§ CONSEGNA A
Rispondi a queste domande sul testo fornito:
(i) Quante persone furono costrette a lasciare le loro case dopo la fine della Seconda guerra mondiale?
(ii) In quale libreria di Trieste si parlerà del libro?
(iii) In quale università e in quale corso di studi si è laureato Jan Bernas?

§ TESTO FORNITO
*****

Di libri sulle foibe e sull’esodo degli istriani, giuliani e dalmati, ne abbiamo ormai a disposizione parecchi. Dopo il Giorno del Ricordo (10 febbraio), che rende omaggio, in Italia, alle vittime di queste vicende dimenticate, oltraggiate da un silenzio colpevole, si sono moltiplicate documentazioni, racconti, ricostruzioni storiografiche sulle sofferenze di 350mila persone costrette a lasciare le loro case dopo la fine della Seconda guerra mondiale. Una voce, quella degli esuli, che dunque si sta facendo strada anche tra il più vasto pubblico da qualche anno a questa parte.

 Presentazioni a Fiume e Trieste

Trasversalmente, dà spazio anche “all’altra voce”, quella dei rimasti, uno dei libri freschi di stampa sull’argomento, “Ci chiamavano fascisti. Eravamo italiani”, di Jan Bernas, edito da Ugo Mursia (Milano 2010, 192 pp., 16 euro), con una coraggiosa prefazione a firma di Walter Veltroni. Il volume verrà presentato venerdì prossimo a Palazzo Modello, con la partecipazione di Jan Bernas, nell’ambito di un incontro promosso dall’Unione Italiana in collaborazione con la Comunità degli Italiani Se ne parlerà anche a Trieste, il giorno prima, nella sala di lettura della libreria “Minerva” (via S. Nicolò, ore 18), su iniziativa del Circolo di Cultura istro-veneta “Istria”, con l’intervento dell’autore, di Livio Dorigo, presidente del Circolo, e del giornalista Ezio Giuricin. Jan Bernas, giornalista italiano di origine polacca, nasce a Roma nel 1978 e attualmente lavora per l’agenzia di stampa Apcom, occupandosi dell’Europa Centro-Orientale e balcanica. Scrive per “Il Messaggero” e collabora con la Fondazione Farefuturo, con il blog “Il Cannocchiale” e con la rivista di geopolitica “Equilibri”. Laureato all’Università di Bologna in Scienze Internazionali e Diplomatiche, ha conseguito un master in European Policy presso il College of Europe.

*****

§ MATERIALE FORNITO
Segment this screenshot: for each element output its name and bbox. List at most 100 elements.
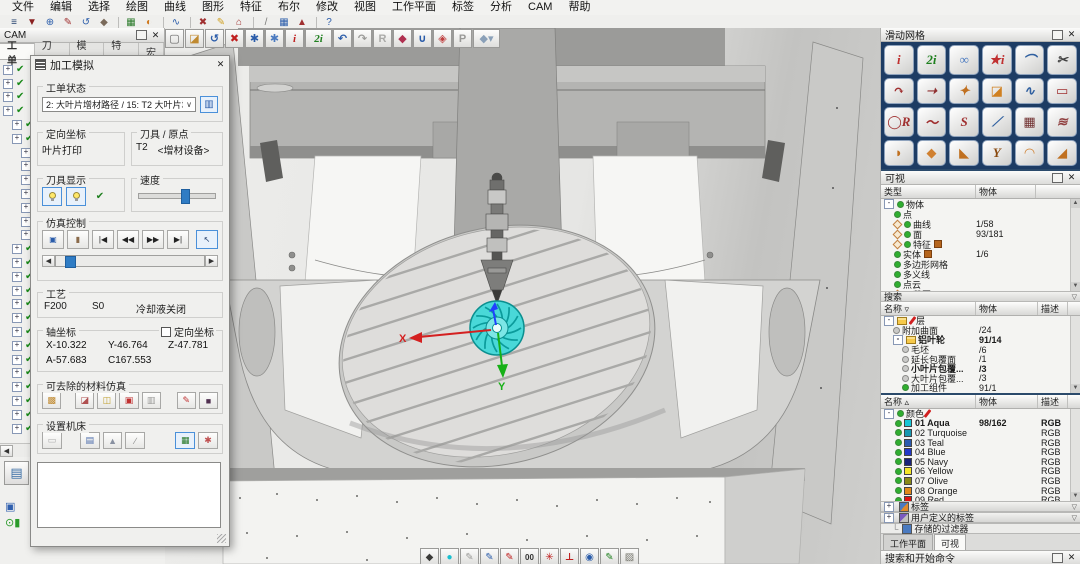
simulation-progress-slider[interactable]: [55, 255, 205, 267]
u-shape-icon[interactable]: ∪: [413, 29, 432, 48]
multi-solid-icon[interactable]: ◈: [433, 29, 452, 48]
collapse-icon[interactable]: +: [3, 92, 13, 102]
collapse-icon[interactable]: +: [3, 106, 13, 116]
collapse-icon[interactable]: +: [12, 134, 22, 144]
collapse-icon[interactable]: +: [3, 79, 13, 89]
visibility-bulb-icon[interactable]: [897, 201, 904, 208]
remove-material-button[interactable]: ◪: [75, 392, 94, 409]
collapse-icon[interactable]: +: [12, 327, 22, 337]
rectangle-icon[interactable]: ▭: [1047, 78, 1077, 105]
machine-alarm-button[interactable]: ✱: [198, 432, 218, 449]
menu-选择[interactable]: 选择: [80, 0, 118, 15]
color-row[interactable]: 01 Aqua98/162RGB: [881, 419, 1080, 429]
column-header-物体[interactable]: 物体: [976, 395, 1038, 408]
color-row[interactable]: 09 RedRGB: [881, 495, 1080, 501]
collapse-icon[interactable]: +: [12, 286, 22, 296]
visibility-bulb-icon[interactable]: [894, 271, 901, 278]
menu-帮助[interactable]: 帮助: [560, 0, 598, 15]
visibility-bulb-icon[interactable]: [904, 291, 911, 292]
pointer-mode-button[interactable]: ↖: [196, 230, 218, 249]
gear-badge-icon[interactable]: ✱: [265, 29, 284, 48]
column-header-描述[interactable]: 描述: [1038, 395, 1068, 408]
pin-icon[interactable]: ⊕: [42, 16, 58, 29]
stop-material-button[interactable]: ▣: [119, 392, 138, 409]
gray-pencil-icon[interactable]: ✎: [460, 548, 479, 564]
speed-slider-handle[interactable]: [181, 189, 190, 204]
menu-标签[interactable]: 标签: [444, 0, 482, 15]
show-tool-button[interactable]: [42, 187, 62, 206]
layered-surface-icon[interactable]: ≋: [1047, 107, 1077, 137]
scroll-left-icon[interactable]: ◀: [0, 445, 13, 457]
menu-图形[interactable]: 图形: [194, 0, 232, 15]
step-forward-icon[interactable]: ▶: [205, 255, 218, 267]
close-panel-icon[interactable]: ✕: [1067, 173, 1076, 182]
hatch-icon[interactable]: ▨: [620, 548, 639, 564]
show-holder-button[interactable]: [66, 187, 86, 206]
sketch-line-icon[interactable]: /: [258, 16, 274, 29]
visible-tree-row[interactable]: 点云: [881, 279, 1080, 289]
3d-viewport[interactable]: X Y: [165, 28, 880, 564]
gem-dropdown-icon[interactable]: ◆▾: [473, 29, 500, 48]
collapse-icon[interactable]: +: [12, 355, 22, 365]
color-row[interactable]: 04 BlueRGB: [881, 447, 1080, 457]
spin-icon[interactable]: ↺: [78, 16, 94, 29]
color-row[interactable]: 06 YellowRGB: [881, 467, 1080, 477]
color-row[interactable]: 05 NavyRGB: [881, 457, 1080, 467]
dialog-titlebar[interactable]: 加工模拟 ✕: [31, 56, 229, 73]
workorder-manager-button[interactable]: ▤: [4, 461, 29, 485]
save-icon[interactable]: ↺: [205, 29, 224, 48]
fold-icon[interactable]: ◣: [949, 140, 979, 167]
menu-文件[interactable]: 文件: [4, 0, 42, 15]
tangent-curve-icon[interactable]: ⟋: [982, 107, 1012, 137]
layer-row[interactable]: 附加曲面/24: [881, 326, 1080, 336]
sweep-icon[interactable]: ∿: [168, 16, 184, 29]
go-start-button[interactable]: |◀: [92, 230, 114, 249]
compare-button[interactable]: ▥: [142, 392, 161, 409]
layer-row[interactable]: 加工组件91/1: [881, 383, 1080, 393]
float-panel-icon[interactable]: [1052, 30, 1063, 40]
eye-view-icon[interactable]: ◉: [580, 548, 599, 564]
expand-icon[interactable]: +: [884, 513, 894, 523]
visibility-bulb-icon[interactable]: [894, 211, 901, 218]
menu-分析[interactable]: 分析: [482, 0, 520, 15]
play-back-button[interactable]: ◀◀: [117, 230, 139, 249]
plumb-tool-icon[interactable]: ⊥: [560, 548, 579, 564]
layer-bulb-icon[interactable]: [902, 365, 909, 372]
simulate-button[interactable]: ▣: [42, 230, 64, 249]
molecule-icon[interactable]: ✳: [540, 548, 559, 564]
visible-tree-row[interactable]: 面93/181: [881, 229, 1080, 239]
dialog-resize-grip[interactable]: [217, 534, 226, 543]
close-panel-icon[interactable]: ✕: [1067, 553, 1076, 562]
new-file-icon[interactable]: ▢: [165, 29, 184, 48]
float-panel-icon[interactable]: [136, 30, 147, 40]
layer-bulb-icon[interactable]: [902, 375, 909, 382]
visibility-bulb-icon[interactable]: [895, 458, 902, 465]
collapse-icon[interactable]: +: [12, 341, 22, 351]
visible-tree-row[interactable]: 草图: [881, 289, 1080, 291]
menu-编辑[interactable]: 编辑: [42, 0, 80, 15]
tool-ok-button[interactable]: ✔: [90, 187, 110, 206]
collapse-icon[interactable]: +: [12, 382, 22, 392]
star-info-icon[interactable]: ★i: [982, 45, 1012, 75]
machine-sound-button[interactable]: ▭: [42, 432, 62, 449]
corner-curve-icon[interactable]: ⌒: [1015, 45, 1045, 75]
zero-zero-icon[interactable]: 00: [520, 548, 539, 564]
grid-icon[interactable]: ▦: [276, 16, 292, 29]
expand-icon[interactable]: +: [884, 502, 894, 512]
redo-r-icon[interactable]: R: [373, 29, 392, 48]
undo-icon[interactable]: ↶: [333, 29, 352, 48]
p-mode-icon[interactable]: P: [453, 29, 472, 48]
flat-arrow-icon[interactable]: ◗: [884, 140, 914, 167]
close-panel-icon[interactable]: ✕: [1067, 30, 1076, 39]
progress-handle[interactable]: [65, 256, 76, 268]
stock-display-button[interactable]: ▩: [42, 392, 61, 409]
goblet-icon[interactable]: Y: [982, 140, 1012, 167]
play-forward-button[interactable]: ▶▶: [142, 230, 164, 249]
colors-root-row[interactable]: -颜色: [881, 409, 1080, 419]
column-header-物体[interactable]: 物体: [976, 302, 1038, 315]
measure-pen-button[interactable]: ✎: [177, 392, 196, 409]
sheet-icon[interactable]: ◆: [917, 140, 947, 167]
collapse-icon[interactable]: -: [884, 316, 894, 326]
menu-修改[interactable]: 修改: [308, 0, 346, 15]
collapse-icon[interactable]: +: [12, 313, 22, 323]
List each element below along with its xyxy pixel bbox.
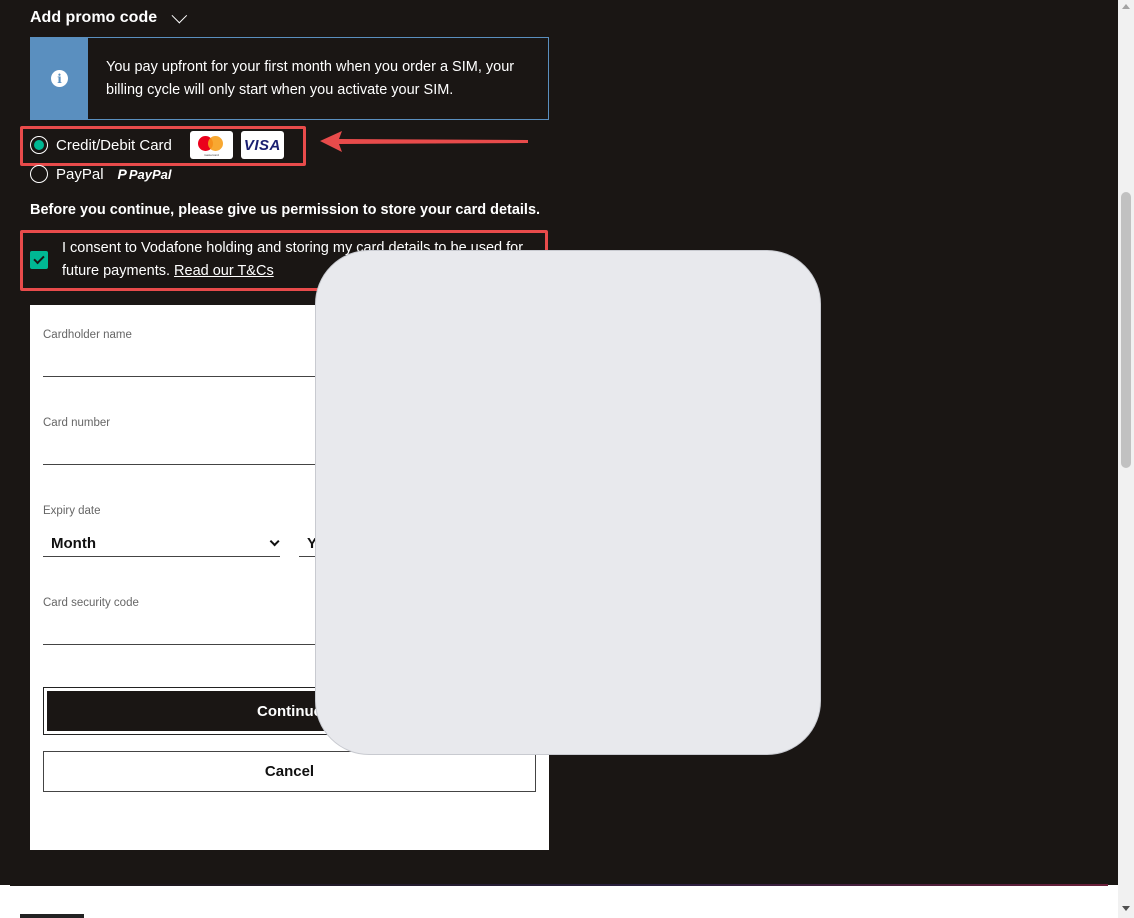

*****

§ CONSEGNA B
Ricopia parola per parola le righe dei record a partire da quella con "simulation-progress-slider[interactable]: [55, 255, 205, 267]" fino a quella con "remove-material-button[interactable]: ◪: [75, 392, 94, 409]", entrambe comprese.

§ SOLUZIONE SCRITTA A
(i) 350mila persone.
(ii) Nella libreria "Minerva", in via S. Nicolò.
(iii) All'Università di Bologna, in Scienze Internazionali e Diplomatiche.

§ SOLUZIONE SCRITTA B
simulation-progress-slider[interactable]: [55, 255, 205, 267]
u-shape-icon[interactable]: ∪: [413, 29, 432, 48]
multi-solid-icon[interactable]: ◈: [433, 29, 452, 48]
collapse-icon[interactable]: +: [3, 92, 13, 102]
collapse-icon[interactable]: +: [3, 106, 13, 116]
collapse-icon[interactable]: +: [12, 134, 22, 144]
collapse-icon[interactable]: +: [3, 79, 13, 89]
visibility-bulb-icon[interactable]: [897, 201, 904, 208]
remove-material-button[interactable]: ◪: [75, 392, 94, 409]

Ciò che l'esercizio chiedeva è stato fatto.